Layout annotation data
· · · ·
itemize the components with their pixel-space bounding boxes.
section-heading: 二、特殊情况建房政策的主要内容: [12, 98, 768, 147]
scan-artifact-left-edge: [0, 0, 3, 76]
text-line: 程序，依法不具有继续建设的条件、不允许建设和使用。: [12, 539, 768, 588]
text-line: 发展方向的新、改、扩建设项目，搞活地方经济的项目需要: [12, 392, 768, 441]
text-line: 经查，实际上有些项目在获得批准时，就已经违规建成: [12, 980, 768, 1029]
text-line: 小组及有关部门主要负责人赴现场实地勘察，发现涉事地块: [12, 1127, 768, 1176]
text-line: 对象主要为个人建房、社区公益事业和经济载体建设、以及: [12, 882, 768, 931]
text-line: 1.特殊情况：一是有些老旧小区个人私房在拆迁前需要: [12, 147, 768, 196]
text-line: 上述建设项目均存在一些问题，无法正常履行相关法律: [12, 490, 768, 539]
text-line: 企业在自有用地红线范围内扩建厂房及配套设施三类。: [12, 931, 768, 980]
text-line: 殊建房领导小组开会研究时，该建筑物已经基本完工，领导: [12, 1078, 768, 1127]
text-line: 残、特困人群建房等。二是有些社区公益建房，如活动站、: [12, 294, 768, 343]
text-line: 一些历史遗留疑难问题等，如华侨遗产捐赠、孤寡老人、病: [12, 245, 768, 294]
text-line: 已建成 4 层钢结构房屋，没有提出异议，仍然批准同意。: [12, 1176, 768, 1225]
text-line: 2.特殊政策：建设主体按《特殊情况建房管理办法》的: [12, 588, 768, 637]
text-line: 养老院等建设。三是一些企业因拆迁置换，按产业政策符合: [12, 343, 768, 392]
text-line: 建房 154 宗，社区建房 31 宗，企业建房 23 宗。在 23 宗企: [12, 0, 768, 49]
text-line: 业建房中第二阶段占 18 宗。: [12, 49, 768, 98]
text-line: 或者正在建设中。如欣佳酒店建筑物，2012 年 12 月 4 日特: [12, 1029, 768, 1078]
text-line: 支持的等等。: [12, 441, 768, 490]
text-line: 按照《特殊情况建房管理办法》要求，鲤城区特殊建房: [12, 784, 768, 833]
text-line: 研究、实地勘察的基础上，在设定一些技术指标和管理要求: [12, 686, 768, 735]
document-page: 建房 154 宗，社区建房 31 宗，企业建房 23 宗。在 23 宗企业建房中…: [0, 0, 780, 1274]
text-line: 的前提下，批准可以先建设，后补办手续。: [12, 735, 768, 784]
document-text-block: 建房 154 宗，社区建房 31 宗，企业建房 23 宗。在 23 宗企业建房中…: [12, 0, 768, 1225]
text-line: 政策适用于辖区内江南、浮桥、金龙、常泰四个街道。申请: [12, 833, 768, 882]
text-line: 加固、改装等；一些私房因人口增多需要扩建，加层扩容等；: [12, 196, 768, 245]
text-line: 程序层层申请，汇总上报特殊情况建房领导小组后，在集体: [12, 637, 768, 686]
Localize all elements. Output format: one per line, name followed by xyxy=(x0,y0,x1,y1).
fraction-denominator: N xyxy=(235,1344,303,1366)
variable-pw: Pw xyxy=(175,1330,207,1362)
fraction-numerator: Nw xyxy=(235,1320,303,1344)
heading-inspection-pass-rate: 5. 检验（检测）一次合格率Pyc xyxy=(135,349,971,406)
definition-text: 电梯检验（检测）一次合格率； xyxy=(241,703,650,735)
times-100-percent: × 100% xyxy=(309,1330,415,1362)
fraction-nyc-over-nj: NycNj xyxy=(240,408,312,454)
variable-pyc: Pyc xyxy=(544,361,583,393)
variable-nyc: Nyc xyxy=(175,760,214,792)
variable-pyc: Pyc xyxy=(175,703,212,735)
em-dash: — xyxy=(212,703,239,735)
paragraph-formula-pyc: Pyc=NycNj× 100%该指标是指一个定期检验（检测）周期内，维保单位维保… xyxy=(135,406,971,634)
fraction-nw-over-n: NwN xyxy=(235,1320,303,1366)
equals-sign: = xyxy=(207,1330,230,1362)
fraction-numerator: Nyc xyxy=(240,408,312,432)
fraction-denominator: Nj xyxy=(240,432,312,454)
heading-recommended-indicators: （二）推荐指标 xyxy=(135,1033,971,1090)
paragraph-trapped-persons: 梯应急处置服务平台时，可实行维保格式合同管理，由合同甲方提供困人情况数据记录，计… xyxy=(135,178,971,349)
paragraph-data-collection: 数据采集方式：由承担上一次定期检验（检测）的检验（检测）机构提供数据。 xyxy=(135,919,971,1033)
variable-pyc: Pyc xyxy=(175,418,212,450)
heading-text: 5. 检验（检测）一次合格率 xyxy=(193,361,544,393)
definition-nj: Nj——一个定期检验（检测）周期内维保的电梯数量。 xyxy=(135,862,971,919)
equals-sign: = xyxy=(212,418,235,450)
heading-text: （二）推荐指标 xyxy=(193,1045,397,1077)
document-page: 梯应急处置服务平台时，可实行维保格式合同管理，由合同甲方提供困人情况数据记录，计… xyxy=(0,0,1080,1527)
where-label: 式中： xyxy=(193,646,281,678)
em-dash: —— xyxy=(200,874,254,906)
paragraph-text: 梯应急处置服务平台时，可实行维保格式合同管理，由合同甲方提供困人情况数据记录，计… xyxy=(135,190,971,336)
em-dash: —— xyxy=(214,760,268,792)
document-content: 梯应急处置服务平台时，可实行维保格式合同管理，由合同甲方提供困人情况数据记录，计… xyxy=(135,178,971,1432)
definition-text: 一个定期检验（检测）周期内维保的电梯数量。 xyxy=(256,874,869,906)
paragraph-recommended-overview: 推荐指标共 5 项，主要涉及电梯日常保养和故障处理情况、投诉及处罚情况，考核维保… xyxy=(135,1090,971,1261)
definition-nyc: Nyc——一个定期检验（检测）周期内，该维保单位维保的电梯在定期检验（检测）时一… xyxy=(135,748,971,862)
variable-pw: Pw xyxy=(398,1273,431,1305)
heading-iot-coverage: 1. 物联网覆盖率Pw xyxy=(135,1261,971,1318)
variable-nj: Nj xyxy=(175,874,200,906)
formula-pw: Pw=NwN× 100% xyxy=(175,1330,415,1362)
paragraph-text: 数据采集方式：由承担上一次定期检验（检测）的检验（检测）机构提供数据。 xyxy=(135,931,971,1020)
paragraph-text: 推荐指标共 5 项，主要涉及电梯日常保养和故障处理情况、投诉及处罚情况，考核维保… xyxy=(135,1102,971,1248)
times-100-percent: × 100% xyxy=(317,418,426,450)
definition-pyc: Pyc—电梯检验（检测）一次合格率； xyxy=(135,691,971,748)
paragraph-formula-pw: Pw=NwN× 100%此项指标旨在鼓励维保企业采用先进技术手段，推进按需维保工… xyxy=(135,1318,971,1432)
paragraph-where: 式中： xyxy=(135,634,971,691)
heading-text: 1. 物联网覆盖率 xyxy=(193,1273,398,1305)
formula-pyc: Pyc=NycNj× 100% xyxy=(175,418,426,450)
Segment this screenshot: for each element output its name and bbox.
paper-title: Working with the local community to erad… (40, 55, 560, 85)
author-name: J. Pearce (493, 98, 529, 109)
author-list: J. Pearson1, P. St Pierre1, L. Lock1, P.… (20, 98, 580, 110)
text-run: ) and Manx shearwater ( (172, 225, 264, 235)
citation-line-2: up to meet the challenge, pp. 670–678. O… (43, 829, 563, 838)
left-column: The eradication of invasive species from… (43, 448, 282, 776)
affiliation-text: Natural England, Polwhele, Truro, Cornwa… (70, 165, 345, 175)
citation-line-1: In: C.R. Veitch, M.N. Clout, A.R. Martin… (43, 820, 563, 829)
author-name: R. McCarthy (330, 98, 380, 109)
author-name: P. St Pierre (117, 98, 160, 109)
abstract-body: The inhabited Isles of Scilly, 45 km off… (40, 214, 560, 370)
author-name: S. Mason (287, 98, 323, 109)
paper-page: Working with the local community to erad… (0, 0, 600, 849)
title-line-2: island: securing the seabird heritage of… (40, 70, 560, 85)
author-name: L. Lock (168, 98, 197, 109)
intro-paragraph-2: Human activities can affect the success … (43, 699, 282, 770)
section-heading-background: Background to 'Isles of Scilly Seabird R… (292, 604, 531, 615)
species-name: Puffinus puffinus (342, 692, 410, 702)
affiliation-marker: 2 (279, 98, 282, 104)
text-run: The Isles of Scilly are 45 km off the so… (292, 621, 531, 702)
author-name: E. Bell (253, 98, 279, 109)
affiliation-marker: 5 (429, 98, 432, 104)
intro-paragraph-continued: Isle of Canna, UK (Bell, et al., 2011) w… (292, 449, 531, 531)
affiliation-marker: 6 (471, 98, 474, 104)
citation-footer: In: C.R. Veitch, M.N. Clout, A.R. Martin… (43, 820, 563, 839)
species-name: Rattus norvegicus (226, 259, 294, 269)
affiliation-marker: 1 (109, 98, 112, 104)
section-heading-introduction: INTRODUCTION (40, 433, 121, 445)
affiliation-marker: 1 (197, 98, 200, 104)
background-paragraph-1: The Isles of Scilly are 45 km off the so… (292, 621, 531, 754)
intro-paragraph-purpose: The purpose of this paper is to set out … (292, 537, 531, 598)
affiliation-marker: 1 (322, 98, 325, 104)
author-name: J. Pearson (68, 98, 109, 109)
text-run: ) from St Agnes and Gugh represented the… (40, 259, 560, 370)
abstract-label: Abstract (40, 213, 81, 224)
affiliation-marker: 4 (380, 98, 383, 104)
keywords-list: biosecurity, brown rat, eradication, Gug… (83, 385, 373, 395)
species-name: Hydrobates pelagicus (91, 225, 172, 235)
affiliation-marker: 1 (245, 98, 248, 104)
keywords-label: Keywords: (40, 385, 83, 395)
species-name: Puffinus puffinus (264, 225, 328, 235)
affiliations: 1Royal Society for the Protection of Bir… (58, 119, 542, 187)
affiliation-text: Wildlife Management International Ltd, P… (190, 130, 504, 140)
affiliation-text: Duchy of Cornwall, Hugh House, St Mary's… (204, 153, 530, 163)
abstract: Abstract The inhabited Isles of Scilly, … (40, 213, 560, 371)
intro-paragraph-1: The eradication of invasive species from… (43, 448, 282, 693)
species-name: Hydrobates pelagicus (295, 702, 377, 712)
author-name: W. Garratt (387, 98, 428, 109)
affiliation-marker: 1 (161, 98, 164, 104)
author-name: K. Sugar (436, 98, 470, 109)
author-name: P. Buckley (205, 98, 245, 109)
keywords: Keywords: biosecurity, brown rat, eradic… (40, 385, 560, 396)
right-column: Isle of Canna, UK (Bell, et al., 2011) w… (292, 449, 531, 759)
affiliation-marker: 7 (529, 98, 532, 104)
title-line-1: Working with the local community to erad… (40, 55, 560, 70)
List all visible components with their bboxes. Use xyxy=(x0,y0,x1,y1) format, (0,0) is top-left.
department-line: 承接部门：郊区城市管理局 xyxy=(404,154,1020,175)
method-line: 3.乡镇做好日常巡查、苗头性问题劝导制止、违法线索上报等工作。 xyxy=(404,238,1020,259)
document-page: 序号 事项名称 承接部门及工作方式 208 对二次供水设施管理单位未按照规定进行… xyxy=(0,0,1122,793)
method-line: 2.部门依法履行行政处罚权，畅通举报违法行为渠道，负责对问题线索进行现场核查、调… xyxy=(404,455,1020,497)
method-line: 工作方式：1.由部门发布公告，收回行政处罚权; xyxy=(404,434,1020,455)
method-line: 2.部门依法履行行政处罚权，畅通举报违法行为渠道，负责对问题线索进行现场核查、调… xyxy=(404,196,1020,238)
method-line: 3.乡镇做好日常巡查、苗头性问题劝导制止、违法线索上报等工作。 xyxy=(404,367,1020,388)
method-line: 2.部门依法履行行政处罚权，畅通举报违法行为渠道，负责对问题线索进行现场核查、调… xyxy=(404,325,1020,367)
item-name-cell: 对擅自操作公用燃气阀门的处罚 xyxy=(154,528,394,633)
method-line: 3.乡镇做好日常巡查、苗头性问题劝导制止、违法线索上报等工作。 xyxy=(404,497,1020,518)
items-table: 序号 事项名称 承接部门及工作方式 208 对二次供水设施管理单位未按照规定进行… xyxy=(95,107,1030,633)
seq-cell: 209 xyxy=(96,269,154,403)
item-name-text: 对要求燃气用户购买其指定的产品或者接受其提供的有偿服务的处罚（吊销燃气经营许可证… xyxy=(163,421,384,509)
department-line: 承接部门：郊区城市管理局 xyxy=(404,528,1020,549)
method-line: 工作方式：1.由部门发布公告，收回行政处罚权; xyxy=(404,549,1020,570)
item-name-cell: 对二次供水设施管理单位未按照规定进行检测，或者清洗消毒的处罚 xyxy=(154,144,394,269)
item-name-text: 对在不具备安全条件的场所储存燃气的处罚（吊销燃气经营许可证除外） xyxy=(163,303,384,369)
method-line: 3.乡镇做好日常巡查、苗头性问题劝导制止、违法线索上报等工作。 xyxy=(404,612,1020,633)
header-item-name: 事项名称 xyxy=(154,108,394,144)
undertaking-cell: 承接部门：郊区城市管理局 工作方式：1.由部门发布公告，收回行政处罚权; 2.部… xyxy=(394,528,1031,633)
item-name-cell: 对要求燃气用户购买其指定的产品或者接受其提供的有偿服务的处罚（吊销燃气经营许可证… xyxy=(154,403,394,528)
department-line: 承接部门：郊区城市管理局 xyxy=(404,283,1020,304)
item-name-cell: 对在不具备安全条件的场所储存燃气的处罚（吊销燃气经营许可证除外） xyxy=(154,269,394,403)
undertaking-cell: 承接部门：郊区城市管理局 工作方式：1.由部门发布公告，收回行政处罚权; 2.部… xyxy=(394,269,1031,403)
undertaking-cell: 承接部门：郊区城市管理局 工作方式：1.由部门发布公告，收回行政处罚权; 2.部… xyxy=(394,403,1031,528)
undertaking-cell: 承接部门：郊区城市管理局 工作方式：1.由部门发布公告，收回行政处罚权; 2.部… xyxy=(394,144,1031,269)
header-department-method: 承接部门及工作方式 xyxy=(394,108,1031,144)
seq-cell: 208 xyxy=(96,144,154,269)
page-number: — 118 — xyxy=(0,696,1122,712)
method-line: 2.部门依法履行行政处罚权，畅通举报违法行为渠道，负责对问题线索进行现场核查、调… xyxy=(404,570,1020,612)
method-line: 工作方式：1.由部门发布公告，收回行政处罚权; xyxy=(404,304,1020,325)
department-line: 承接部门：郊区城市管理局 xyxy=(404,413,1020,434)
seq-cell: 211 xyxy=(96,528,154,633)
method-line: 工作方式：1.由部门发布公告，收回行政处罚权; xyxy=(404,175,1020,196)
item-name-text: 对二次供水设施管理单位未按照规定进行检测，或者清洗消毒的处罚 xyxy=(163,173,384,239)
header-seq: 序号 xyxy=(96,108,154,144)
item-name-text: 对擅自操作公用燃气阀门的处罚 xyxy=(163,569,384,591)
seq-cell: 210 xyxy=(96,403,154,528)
· · · ·
## What the task asks
Rewrite the listing from its first line through the line containing "text-line: 上述建设项目均存在一些问题，无法正常履行相关法律: [12, 490, 768, 539]", changing every "text-line" to "text-row" and leaving everything else the same.

## Full answer
itemize the components with their pixel-space bounding boxes.
section-heading: 二、特殊情况建房政策的主要内容: [12, 98, 768, 147]
scan-artifact-left-edge: [0, 0, 3, 76]
text-row: 程序，依法不具有继续建设的条件、不允许建设和使用。: [12, 539, 768, 588]
text-row: 发展方向的新、改、扩建设项目，搞活地方经济的项目需要: [12, 392, 768, 441]
text-row: 经查，实际上有些项目在获得批准时，就已经违规建成: [12, 980, 768, 1029]
text-row: 小组及有关部门主要负责人赴现场实地勘察，发现涉事地块: [12, 1127, 768, 1176]
text-row: 对象主要为个人建房、社区公益事业和经济载体建设、以及: [12, 882, 768, 931]
text-row: 1.特殊情况：一是有些老旧小区个人私房在拆迁前需要: [12, 147, 768, 196]
text-row: 上述建设项目均存在一些问题，无法正常履行相关法律: [12, 490, 768, 539]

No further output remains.